--- What you are asked to do ---
The records below must be written out exactly, with every picture left behind.

--- Data supplied ---

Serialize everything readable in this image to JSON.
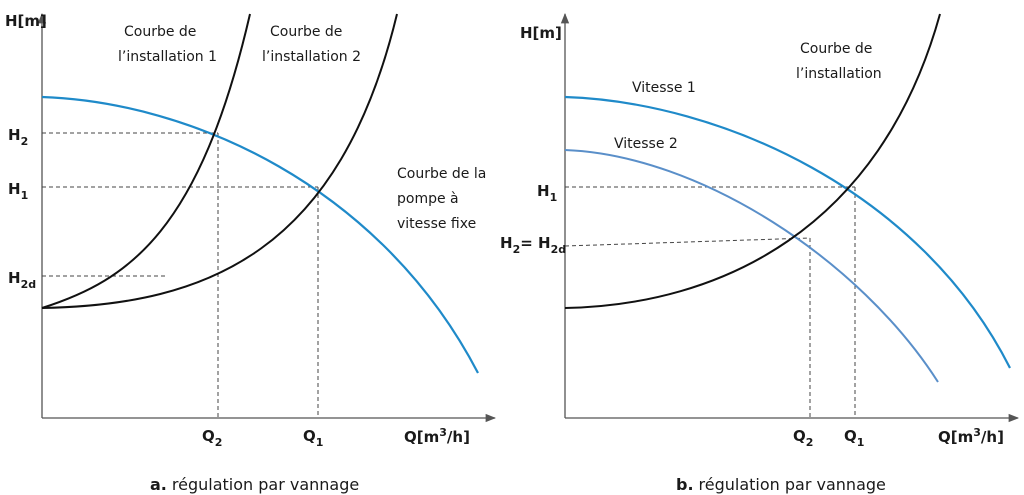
{
  "panel_a": {
    "y_label": "H[m]",
    "x_label": [
      "Q[m",
      "3",
      "/h]"
    ],
    "h2": [
      "H",
      "2"
    ],
    "h1": [
      "H",
      "1"
    ],
    "h2d": [
      "H",
      "2d"
    ],
    "q2": [
      "Q",
      "2"
    ],
    "q1": [
      "Q",
      "1"
    ],
    "curve_1": [
      "Courbe de",
      "l’installation 1"
    ],
    "curve_2": [
      "Courbe de",
      "l’installation 2"
    ],
    "pump": [
      "Courbe de la",
      "pompe à",
      "vitesse fixe"
    ],
    "caption": [
      "a.",
      "régulation par vannage"
    ]
  },
  "panel_b": {
    "y_label": "H[m]",
    "x_label": [
      "Q[m",
      "3",
      "/h]"
    ],
    "h1": [
      "H",
      "1"
    ],
    "h2": [
      "H",
      "2",
      "= H",
      "2d"
    ],
    "q2": [
      "Q",
      "2"
    ],
    "q1": [
      "Q",
      "1"
    ],
    "speed_1": "Vitesse 1",
    "speed_2": "Vitesse 2",
    "curve": [
      "Courbe de",
      "l’installation"
    ],
    "caption": [
      "b.",
      "régulation par vannage"
    ]
  }
}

--- The answer ---
Serialize everything readable in this image to JSON.
{
  "panel_a": {
    "y_label": "H[m]",
    "x_label": [
      "Q[m",
      "3",
      "/h]"
    ],
    "h2": [
      "H",
      "2"
    ],
    "h1": [
      "H",
      "1"
    ],
    "h2d": [
      "H",
      "2d"
    ],
    "q2": [
      "Q",
      "2"
    ],
    "q1": [
      "Q",
      "1"
    ],
    "curve_1": [
      "Courbe de",
      "l’installation 1"
    ],
    "curve_2": [
      "Courbe de",
      "l’installation 2"
    ],
    "pump": [
      "Courbe de la",
      "pompe à",
      "vitesse fixe"
    ],
    "caption": [
      "a.",
      "régulation par vannage"
    ]
  },
  "panel_b": {
    "y_label": "H[m]",
    "x_label": [
      "Q[m",
      "3",
      "/h]"
    ],
    "h1": [
      "H",
      "1"
    ],
    "h2": [
      "H",
      "2",
      "= H",
      "2d"
    ],
    "q2": [
      "Q",
      "2"
    ],
    "q1": [
      "Q",
      "1"
    ],
    "speed_1": "Vitesse 1",
    "speed_2": "Vitesse 2",
    "curve": [
      "Courbe de",
      "l’installation"
    ],
    "caption": [
      "b.",
      "régulation par vannage"
    ]
  }
}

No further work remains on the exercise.